-- begin Given data --

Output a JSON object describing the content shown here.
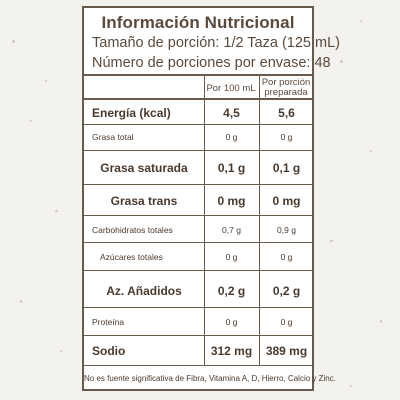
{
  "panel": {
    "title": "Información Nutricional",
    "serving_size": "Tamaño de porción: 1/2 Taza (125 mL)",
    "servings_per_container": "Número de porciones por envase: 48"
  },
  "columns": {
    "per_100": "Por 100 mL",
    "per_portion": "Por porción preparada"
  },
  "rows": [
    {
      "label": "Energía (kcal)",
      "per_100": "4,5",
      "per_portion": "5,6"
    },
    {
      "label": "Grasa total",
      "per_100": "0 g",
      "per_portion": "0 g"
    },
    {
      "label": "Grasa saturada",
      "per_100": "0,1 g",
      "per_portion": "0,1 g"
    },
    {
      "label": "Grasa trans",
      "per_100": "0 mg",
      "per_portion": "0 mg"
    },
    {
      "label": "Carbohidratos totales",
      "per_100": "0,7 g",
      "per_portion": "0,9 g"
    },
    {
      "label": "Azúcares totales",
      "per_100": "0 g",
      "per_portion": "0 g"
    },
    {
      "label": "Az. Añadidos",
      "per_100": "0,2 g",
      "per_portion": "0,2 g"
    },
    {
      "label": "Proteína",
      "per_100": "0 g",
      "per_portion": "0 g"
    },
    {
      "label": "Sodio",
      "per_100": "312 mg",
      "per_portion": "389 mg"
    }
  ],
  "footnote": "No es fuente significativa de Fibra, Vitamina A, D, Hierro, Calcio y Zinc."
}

-- end Given data --
-- begin Given data --

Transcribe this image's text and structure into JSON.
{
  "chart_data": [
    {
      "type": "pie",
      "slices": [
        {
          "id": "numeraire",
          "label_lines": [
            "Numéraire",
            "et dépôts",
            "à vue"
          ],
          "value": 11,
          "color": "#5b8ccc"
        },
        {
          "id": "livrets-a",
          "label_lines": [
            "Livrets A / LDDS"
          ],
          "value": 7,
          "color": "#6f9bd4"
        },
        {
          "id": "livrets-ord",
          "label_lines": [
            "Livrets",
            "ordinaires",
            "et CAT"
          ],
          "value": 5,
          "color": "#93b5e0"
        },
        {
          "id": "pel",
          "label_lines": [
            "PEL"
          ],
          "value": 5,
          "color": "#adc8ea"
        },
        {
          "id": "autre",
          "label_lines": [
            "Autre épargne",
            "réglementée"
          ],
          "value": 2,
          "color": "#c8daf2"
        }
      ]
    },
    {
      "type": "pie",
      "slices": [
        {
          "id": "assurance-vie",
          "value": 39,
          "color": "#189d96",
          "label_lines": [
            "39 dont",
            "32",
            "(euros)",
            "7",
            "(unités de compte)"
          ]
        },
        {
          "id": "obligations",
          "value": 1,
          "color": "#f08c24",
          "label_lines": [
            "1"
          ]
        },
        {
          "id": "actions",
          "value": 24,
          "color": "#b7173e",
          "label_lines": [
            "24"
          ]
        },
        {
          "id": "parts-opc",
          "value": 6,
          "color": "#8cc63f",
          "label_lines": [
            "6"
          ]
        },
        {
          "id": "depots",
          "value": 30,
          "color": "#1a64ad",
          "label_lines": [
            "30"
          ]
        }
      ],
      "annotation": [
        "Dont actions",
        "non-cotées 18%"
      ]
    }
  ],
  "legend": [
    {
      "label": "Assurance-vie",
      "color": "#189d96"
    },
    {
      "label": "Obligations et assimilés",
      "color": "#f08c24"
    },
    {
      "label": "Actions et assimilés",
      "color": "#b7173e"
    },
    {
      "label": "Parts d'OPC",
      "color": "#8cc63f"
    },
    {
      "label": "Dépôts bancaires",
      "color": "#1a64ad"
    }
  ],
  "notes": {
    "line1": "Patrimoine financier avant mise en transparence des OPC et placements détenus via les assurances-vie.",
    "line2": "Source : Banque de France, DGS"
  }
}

-- end Given data --

**Do this**
Tally the lines of the data that hold the string "value". Answer with the number and nothing more.

**Final result**
10